[Collected data entries]
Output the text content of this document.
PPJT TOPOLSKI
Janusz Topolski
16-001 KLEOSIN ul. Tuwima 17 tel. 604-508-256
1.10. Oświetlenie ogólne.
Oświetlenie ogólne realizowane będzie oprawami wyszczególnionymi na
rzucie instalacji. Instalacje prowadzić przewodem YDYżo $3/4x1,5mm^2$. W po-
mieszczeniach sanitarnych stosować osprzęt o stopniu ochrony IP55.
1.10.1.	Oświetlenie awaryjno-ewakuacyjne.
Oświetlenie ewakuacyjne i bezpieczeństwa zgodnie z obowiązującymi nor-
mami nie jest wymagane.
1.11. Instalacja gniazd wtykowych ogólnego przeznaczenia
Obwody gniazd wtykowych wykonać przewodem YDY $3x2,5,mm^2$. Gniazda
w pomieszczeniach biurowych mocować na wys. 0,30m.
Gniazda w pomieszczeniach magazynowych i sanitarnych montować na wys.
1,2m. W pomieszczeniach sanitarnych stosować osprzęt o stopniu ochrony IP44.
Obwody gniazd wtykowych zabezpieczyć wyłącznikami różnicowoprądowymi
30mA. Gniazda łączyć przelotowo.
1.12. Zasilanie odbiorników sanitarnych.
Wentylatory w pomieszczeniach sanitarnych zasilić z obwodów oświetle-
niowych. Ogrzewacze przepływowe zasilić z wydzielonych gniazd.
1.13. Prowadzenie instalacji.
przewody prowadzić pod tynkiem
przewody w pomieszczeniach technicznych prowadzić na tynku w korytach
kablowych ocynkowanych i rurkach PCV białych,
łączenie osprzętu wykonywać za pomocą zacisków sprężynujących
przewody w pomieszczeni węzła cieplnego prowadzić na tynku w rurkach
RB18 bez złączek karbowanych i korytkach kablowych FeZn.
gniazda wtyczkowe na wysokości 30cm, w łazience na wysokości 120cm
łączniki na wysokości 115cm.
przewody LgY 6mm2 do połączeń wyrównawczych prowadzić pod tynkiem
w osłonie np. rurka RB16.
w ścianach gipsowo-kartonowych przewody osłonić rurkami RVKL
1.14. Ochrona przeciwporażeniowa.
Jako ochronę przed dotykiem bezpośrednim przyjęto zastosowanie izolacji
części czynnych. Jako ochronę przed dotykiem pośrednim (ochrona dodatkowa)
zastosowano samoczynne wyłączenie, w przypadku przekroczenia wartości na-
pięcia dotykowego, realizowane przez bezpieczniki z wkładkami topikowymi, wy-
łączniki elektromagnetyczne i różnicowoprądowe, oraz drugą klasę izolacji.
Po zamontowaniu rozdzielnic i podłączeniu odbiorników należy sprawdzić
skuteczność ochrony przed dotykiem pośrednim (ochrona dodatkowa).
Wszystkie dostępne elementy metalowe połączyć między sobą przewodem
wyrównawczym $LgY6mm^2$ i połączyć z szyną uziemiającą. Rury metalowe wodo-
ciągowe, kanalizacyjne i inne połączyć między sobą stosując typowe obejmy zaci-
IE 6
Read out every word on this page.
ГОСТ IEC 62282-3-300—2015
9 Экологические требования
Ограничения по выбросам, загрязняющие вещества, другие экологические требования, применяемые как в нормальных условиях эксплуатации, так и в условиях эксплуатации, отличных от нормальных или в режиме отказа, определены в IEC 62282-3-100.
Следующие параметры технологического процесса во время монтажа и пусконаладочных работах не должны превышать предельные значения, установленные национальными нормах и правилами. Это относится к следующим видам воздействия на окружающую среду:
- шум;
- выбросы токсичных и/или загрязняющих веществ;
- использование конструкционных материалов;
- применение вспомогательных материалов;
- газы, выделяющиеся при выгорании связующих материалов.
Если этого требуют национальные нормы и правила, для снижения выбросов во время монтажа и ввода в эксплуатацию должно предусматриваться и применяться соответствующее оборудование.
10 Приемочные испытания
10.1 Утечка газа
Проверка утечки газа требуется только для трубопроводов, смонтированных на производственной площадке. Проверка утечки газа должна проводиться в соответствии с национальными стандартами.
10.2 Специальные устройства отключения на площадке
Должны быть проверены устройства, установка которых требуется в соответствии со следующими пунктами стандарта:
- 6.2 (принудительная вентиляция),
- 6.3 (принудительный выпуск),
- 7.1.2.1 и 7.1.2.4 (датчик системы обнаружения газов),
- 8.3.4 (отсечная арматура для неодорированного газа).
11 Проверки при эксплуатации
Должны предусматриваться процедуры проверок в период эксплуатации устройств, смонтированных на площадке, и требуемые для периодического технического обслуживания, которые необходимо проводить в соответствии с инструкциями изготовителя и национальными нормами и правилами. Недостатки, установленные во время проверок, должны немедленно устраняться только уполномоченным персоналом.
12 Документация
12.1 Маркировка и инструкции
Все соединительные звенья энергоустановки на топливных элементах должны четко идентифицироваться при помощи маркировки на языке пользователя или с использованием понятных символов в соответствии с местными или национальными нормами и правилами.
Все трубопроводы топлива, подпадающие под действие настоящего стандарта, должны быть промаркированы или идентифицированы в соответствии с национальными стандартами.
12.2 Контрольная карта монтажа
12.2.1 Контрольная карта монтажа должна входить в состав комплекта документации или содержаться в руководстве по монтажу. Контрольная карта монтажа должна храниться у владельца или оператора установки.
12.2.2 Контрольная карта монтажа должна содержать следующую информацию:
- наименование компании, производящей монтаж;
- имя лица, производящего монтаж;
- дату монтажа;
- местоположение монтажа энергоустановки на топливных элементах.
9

WORK TO BE COMPLETED = In the entries above, find every line holding the word "this" and copy it out.

THE RESPONSE =
Output the text content of this document.
Read out every word on this page.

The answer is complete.